◆ Written exercise
Copy all lines below containing "from".

◆ Data for processing
START

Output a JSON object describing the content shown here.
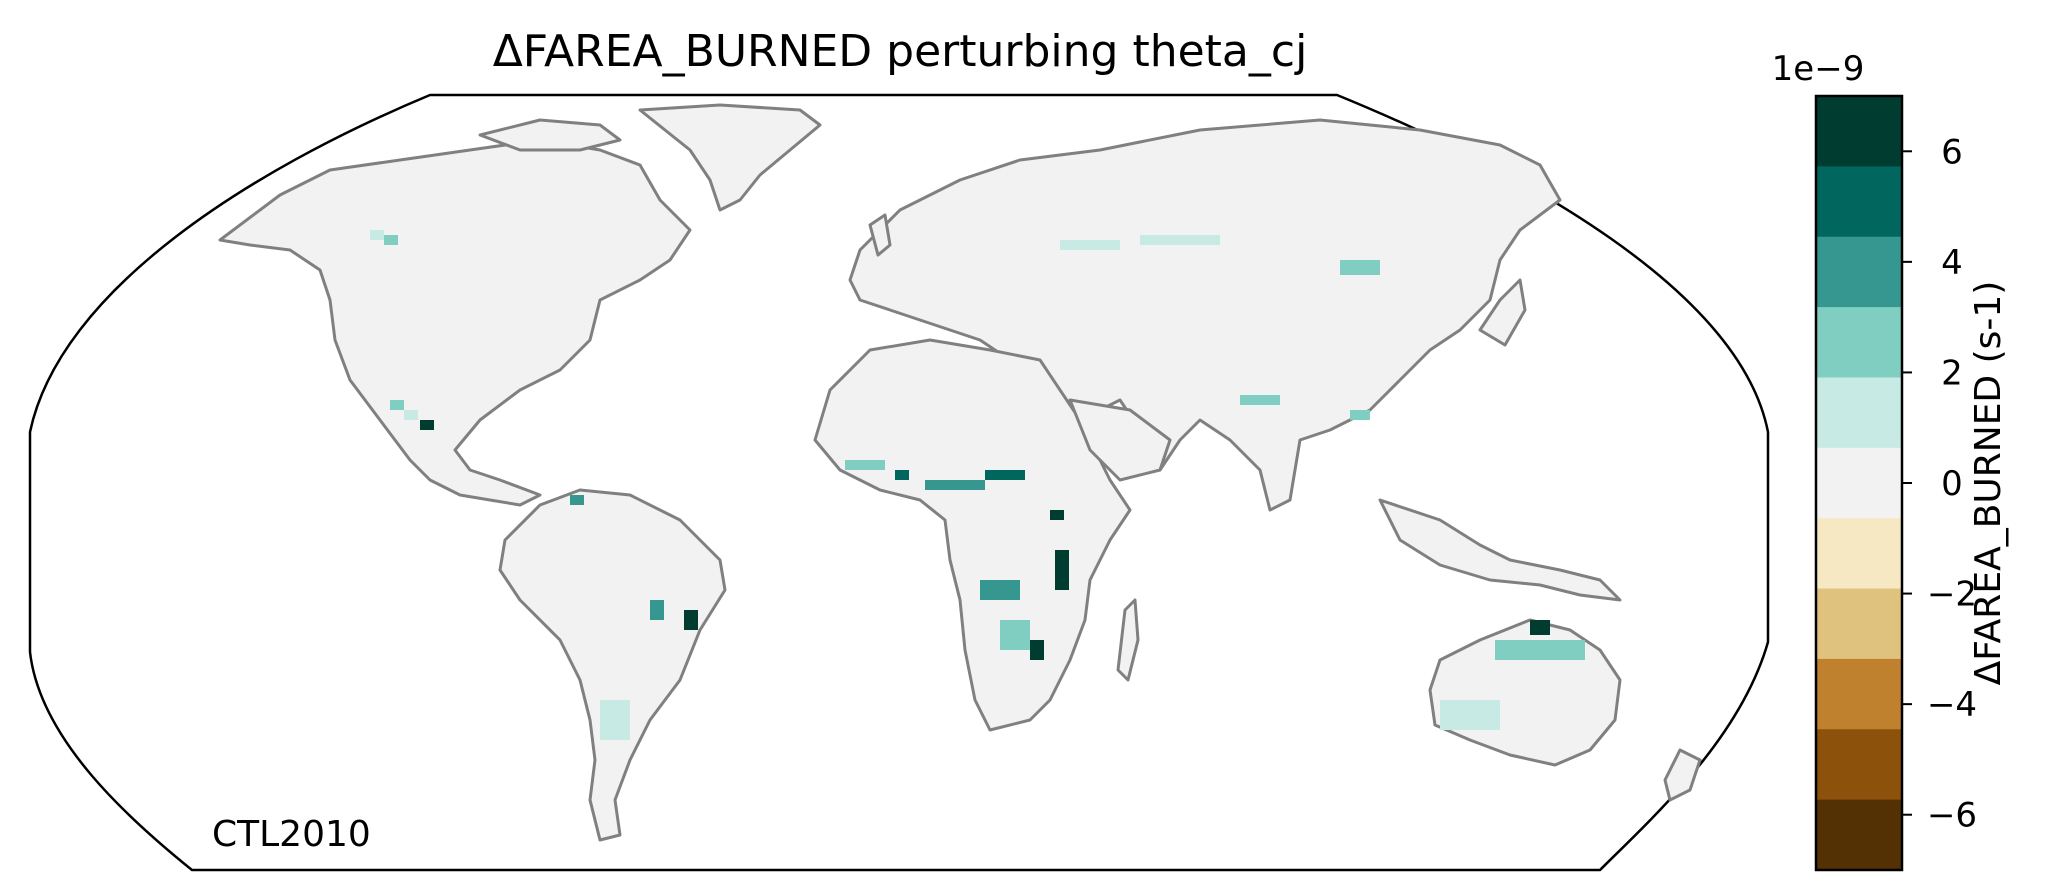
{
  "title": "ΔFAREA_BURNED perturbing theta_cj",
  "run_label": "CTL2010",
  "colorbar": {
    "label": "ΔFAREA_BURNED (s-1)",
    "offset_text": "1e−9",
    "ticks": [
      {
        "value": 6,
        "label": "6"
      },
      {
        "value": 4,
        "label": "4"
      },
      {
        "value": 2,
        "label": "2"
      },
      {
        "value": 0,
        "label": "0"
      },
      {
        "value": -2,
        "label": "−2"
      },
      {
        "value": -4,
        "label": "−4"
      },
      {
        "value": -6,
        "label": "−6"
      }
    ],
    "range": [
      -7,
      7
    ],
    "bins": [
      {
        "from": 5.6,
        "to": 7.0,
        "color": "#003c30"
      },
      {
        "from": 4.2,
        "to": 5.6,
        "color": "#01665e"
      },
      {
        "from": 2.8,
        "to": 4.2,
        "color": "#35978f"
      },
      {
        "from": 1.4,
        "to": 2.8,
        "color": "#80cdc1"
      },
      {
        "from": 0.0,
        "to": 1.4,
        "color": "#c7eae5"
      },
      {
        "from": -1.4,
        "to": 0.0,
        "color": "#f2f2f2"
      },
      {
        "from": -2.8,
        "to": -1.4,
        "color": "#f6e8c3"
      },
      {
        "from": -4.2,
        "to": -2.8,
        "color": "#dfc27d"
      },
      {
        "from": -5.6,
        "to": -4.2,
        "color": "#bf812d"
      },
      {
        "from": -7.0,
        "to": -5.6,
        "color": "#8c510a"
      },
      {
        "from": -8.4,
        "to": -7.0,
        "color": "#543005"
      }
    ]
  },
  "map": {
    "projection": "Robinson",
    "land_color": "#f2f2f2",
    "coastline_color": "#808080",
    "border_color": "#c8c8c8"
  }
}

END

◆ Result for this exercise
        "from": 5.6,
        "from": 4.2,
        "from": 2.8,
        "from": 1.4,
        "from": 0.0,
        "from": -1.4,
        "from": -2.8,
        "from": -4.2,
        "from": -5.6,
        "from": -7.0,
        "from": -8.4,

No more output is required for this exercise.